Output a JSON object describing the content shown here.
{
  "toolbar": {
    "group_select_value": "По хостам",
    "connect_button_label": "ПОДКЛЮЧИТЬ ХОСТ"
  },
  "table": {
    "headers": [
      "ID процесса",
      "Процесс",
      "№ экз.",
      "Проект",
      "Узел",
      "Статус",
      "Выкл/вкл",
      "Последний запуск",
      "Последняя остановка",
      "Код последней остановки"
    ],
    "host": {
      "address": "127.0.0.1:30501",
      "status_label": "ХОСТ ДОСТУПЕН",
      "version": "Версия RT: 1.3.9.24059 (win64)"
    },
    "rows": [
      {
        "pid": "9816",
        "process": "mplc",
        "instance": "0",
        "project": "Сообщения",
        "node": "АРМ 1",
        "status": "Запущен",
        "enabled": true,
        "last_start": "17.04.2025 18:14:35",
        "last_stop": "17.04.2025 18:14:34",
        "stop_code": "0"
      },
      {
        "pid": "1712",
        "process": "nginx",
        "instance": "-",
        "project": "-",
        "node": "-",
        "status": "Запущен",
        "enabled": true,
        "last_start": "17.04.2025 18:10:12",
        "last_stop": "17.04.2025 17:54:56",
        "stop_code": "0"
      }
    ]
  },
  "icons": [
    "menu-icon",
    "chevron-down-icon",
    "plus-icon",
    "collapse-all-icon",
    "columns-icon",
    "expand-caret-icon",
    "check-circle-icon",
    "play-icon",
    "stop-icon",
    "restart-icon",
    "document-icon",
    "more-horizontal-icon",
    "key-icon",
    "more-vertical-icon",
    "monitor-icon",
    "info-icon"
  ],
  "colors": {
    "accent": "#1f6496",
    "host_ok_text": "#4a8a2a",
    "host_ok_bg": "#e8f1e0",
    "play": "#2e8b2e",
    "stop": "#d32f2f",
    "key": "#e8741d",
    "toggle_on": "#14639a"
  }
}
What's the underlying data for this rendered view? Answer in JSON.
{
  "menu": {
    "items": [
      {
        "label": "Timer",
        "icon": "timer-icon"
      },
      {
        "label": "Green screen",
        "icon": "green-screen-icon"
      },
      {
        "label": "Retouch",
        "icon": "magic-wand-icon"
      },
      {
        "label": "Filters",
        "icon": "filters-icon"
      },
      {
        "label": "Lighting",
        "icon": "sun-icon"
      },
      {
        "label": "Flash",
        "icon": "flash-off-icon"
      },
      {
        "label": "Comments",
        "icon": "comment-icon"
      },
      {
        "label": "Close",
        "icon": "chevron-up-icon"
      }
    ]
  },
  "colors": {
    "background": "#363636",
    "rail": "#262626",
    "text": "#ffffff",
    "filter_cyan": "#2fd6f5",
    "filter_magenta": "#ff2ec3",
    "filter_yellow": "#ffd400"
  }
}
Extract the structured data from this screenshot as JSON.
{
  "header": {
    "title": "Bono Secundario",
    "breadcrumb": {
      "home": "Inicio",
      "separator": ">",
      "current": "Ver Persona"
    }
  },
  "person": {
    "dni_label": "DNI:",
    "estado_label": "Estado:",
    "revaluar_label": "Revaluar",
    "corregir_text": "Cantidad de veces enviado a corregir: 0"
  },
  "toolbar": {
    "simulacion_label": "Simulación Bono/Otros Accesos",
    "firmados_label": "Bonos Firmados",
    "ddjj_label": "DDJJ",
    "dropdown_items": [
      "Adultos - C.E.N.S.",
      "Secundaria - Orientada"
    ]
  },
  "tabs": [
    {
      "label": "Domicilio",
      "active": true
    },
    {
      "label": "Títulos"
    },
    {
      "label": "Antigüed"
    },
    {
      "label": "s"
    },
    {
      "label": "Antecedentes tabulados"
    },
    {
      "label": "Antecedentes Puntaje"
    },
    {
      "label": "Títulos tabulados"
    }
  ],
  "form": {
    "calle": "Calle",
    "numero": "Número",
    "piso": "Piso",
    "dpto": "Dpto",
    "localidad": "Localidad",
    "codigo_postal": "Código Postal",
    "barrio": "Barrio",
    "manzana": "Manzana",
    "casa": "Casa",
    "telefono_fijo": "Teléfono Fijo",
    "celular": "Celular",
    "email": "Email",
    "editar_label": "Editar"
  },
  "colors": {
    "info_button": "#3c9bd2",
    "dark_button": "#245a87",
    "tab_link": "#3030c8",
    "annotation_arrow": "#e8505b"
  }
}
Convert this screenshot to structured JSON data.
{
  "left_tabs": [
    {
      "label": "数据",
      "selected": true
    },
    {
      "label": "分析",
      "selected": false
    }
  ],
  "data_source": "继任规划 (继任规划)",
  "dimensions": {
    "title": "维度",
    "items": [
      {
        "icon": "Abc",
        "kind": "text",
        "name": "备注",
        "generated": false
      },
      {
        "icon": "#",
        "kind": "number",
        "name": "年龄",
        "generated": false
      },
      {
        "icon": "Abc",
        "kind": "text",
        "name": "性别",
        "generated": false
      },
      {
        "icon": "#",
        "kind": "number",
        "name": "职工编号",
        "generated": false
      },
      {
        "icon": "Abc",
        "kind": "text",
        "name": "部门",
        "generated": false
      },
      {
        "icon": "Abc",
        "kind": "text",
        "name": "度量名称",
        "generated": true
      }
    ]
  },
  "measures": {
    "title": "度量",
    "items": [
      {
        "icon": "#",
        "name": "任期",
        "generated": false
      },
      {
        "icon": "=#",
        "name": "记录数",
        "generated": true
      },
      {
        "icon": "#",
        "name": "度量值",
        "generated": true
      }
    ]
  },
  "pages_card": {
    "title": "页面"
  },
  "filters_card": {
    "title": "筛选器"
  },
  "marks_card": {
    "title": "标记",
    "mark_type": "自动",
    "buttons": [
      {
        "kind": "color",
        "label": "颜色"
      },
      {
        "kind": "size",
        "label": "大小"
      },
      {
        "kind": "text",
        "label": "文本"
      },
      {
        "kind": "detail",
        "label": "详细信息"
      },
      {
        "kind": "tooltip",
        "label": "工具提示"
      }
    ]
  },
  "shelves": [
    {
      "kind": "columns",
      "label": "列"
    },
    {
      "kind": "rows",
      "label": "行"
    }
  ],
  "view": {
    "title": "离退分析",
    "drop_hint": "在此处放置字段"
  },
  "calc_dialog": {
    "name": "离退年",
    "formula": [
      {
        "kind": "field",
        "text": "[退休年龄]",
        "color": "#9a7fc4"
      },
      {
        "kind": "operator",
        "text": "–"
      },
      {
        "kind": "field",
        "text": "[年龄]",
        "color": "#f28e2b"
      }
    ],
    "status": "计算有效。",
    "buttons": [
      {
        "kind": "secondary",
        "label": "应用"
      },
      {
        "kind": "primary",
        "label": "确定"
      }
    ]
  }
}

- **TASK TO CARRY OUT**
Produce an exact copy of all the records.

- **RESPONSE TO THE TASK**
Output a JSON object describing the content shown here.
{
  "toolbar": {
    "group_select_value": "По хостам",
    "connect_button_label": "ПОДКЛЮЧИТЬ ХОСТ"
  },
  "table": {
    "headers": [
      "ID процесса",
      "Процесс",
      "№ экз.",
      "Проект",
      "Узел",
      "Статус",
      "Выкл/вкл",
      "Последний запуск",
      "Последняя остановка",
      "Код последней остановки"
    ],
    "host": {
      "address": "127.0.0.1:30501",
      "status_label": "ХОСТ ДОСТУПЕН",
      "version": "Версия RT: 1.3.9.24059 (win64)"
    },
    "rows": [
      {
        "pid": "9816",
        "process": "mplc",
        "instance": "0",
        "project": "Сообщения",
        "node": "АРМ 1",
        "status": "Запущен",
        "enabled": true,
        "last_start": "17.04.2025 18:14:35",
        "last_stop": "17.04.2025 18:14:34",
        "stop_code": "0"
      },
      {
        "pid": "1712",
        "process": "nginx",
        "instance": "-",
        "project": "-",
        "node": "-",
        "status": "Запущен",
        "enabled": true,
        "last_start": "17.04.2025 18:10:12",
        "last_stop": "17.04.2025 17:54:56",
        "stop_code": "0"
      }
    ]
  },
  "icons": [
    "menu-icon",
    "chevron-down-icon",
    "plus-icon",
    "collapse-all-icon",
    "columns-icon",
    "expand-caret-icon",
    "check-circle-icon",
    "play-icon",
    "stop-icon",
    "restart-icon",
    "document-icon",
    "more-horizontal-icon",
    "key-icon",
    "more-vertical-icon",
    "monitor-icon",
    "info-icon"
  ],
  "colors": {
    "accent": "#1f6496",
    "host_ok_text": "#4a8a2a",
    "host_ok_bg": "#e8f1e0",
    "play": "#2e8b2e",
    "stop": "#d32f2f",
    "key": "#e8741d",
    "toggle_on": "#14639a"
  }
}
What's the underlying data for this rendered view? Answer in JSON.
{
  "menu": {
    "items": [
      {
        "label": "Timer",
        "icon": "timer-icon"
      },
      {
        "label": "Green screen",
        "icon": "green-screen-icon"
      },
      {
        "label": "Retouch",
        "icon": "magic-wand-icon"
      },
      {
        "label": "Filters",
        "icon": "filters-icon"
      },
      {
        "label": "Lighting",
        "icon": "sun-icon"
      },
      {
        "label": "Flash",
        "icon": "flash-off-icon"
      },
      {
        "label": "Comments",
        "icon": "comment-icon"
      },
      {
        "label": "Close",
        "icon": "chevron-up-icon"
      }
    ]
  },
  "colors": {
    "background": "#363636",
    "rail": "#262626",
    "text": "#ffffff",
    "filter_cyan": "#2fd6f5",
    "filter_magenta": "#ff2ec3",
    "filter_yellow": "#ffd400"
  }
}
Extract the structured data from this screenshot as JSON.
{
  "header": {
    "title": "Bono Secundario",
    "breadcrumb": {
      "home": "Inicio",
      "separator": ">",
      "current": "Ver Persona"
    }
  },
  "person": {
    "dni_label": "DNI:",
    "estado_label": "Estado:",
    "revaluar_label": "Revaluar",
    "corregir_text": "Cantidad de veces enviado a corregir: 0"
  },
  "toolbar": {
    "simulacion_label": "Simulación Bono/Otros Accesos",
    "firmados_label": "Bonos Firmados",
    "ddjj_label": "DDJJ",
    "dropdown_items": [
      "Adultos - C.E.N.S.",
      "Secundaria - Orientada"
    ]
  },
  "tabs": [
    {
      "label": "Domicilio",
      "active": true
    },
    {
      "label": "Títulos"
    },
    {
      "label": "Antigüed"
    },
    {
      "label": "s"
    },
    {
      "label": "Antecedentes tabulados"
    },
    {
      "label": "Antecedentes Puntaje"
    },
    {
      "label": "Títulos tabulados"
    }
  ],
  "form": {
    "calle": "Calle",
    "numero": "Número",
    "piso": "Piso",
    "dpto": "Dpto",
    "localidad": "Localidad",
    "codigo_postal": "Código Postal",
    "barrio": "Barrio",
    "manzana": "Manzana",
    "casa": "Casa",
    "telefono_fijo": "Teléfono Fijo",
    "celular": "Celular",
    "email": "Email",
    "editar_label": "Editar"
  },
  "colors": {
    "info_button": "#3c9bd2",
    "dark_button": "#245a87",
    "tab_link": "#3030c8",
    "annotation_arrow": "#e8505b"
  }
}
Convert this screenshot to structured JSON data.
{
  "left_tabs": [
    {
      "label": "数据",
      "selected": true
    },
    {
      "label": "分析",
      "selected": false
    }
  ],
  "data_source": "继任规划 (继任规划)",
  "dimensions": {
    "title": "维度",
    "items": [
      {
        "icon": "Abc",
        "kind": "text",
        "name": "备注",
        "generated": false
      },
      {
        "icon": "#",
        "kind": "number",
        "name": "年龄",
        "generated": false
      },
      {
        "icon": "Abc",
        "kind": "text",
        "name": "性别",
        "generated": false
      },
      {
        "icon": "#",
        "kind": "number",
        "name": "职工编号",
        "generated": false
      },
      {
        "icon": "Abc",
        "kind": "text",
        "name": "部门",
        "generated": false
      },
      {
        "icon": "Abc",
        "kind": "text",
        "name": "度量名称",
        "generated": true
      }
    ]
  },
  "measures": {
    "title": "度量",
    "items": [
      {
        "icon": "#",
        "name": "任期",
        "generated": false
      },
      {
        "icon": "=#",
        "name": "记录数",
        "generated": true
      },
      {
        "icon": "#",
        "name": "度量值",
        "generated": true
      }
    ]
  },
  "pages_card": {
    "title": "页面"
  },
  "filters_card": {
    "title": "筛选器"
  },
  "marks_card": {
    "title": "标记",
    "mark_type": "自动",
    "buttons": [
      {
        "kind": "color",
        "label": "颜色"
      },
      {
        "kind": "size",
        "label": "大小"
      },
      {
        "kind": "text",
        "label": "文本"
      },
      {
        "kind": "detail",
        "label": "详细信息"
      },
      {
        "kind": "tooltip",
        "label": "工具提示"
      }
    ]
  },
  "shelves": [
    {
      "kind": "columns",
      "label": "列"
    },
    {
      "kind": "rows",
      "label": "行"
    }
  ],
  "view": {
    "title": "离退分析",
    "drop_hint": "在此处放置字段"
  },
  "calc_dialog": {
    "name": "离退年",
    "formula": [
      {
        "kind": "field",
        "text": "[退休年龄]",
        "color": "#9a7fc4"
      },
      {
        "kind": "operator",
        "text": "–"
      },
      {
        "kind": "field",
        "text": "[年龄]",
        "color": "#f28e2b"
      }
    ],
    "status": "计算有效。",
    "buttons": [
      {
        "kind": "secondary",
        "label": "应用"
      },
      {
        "kind": "primary",
        "label": "确定"
      }
    ]
  }
}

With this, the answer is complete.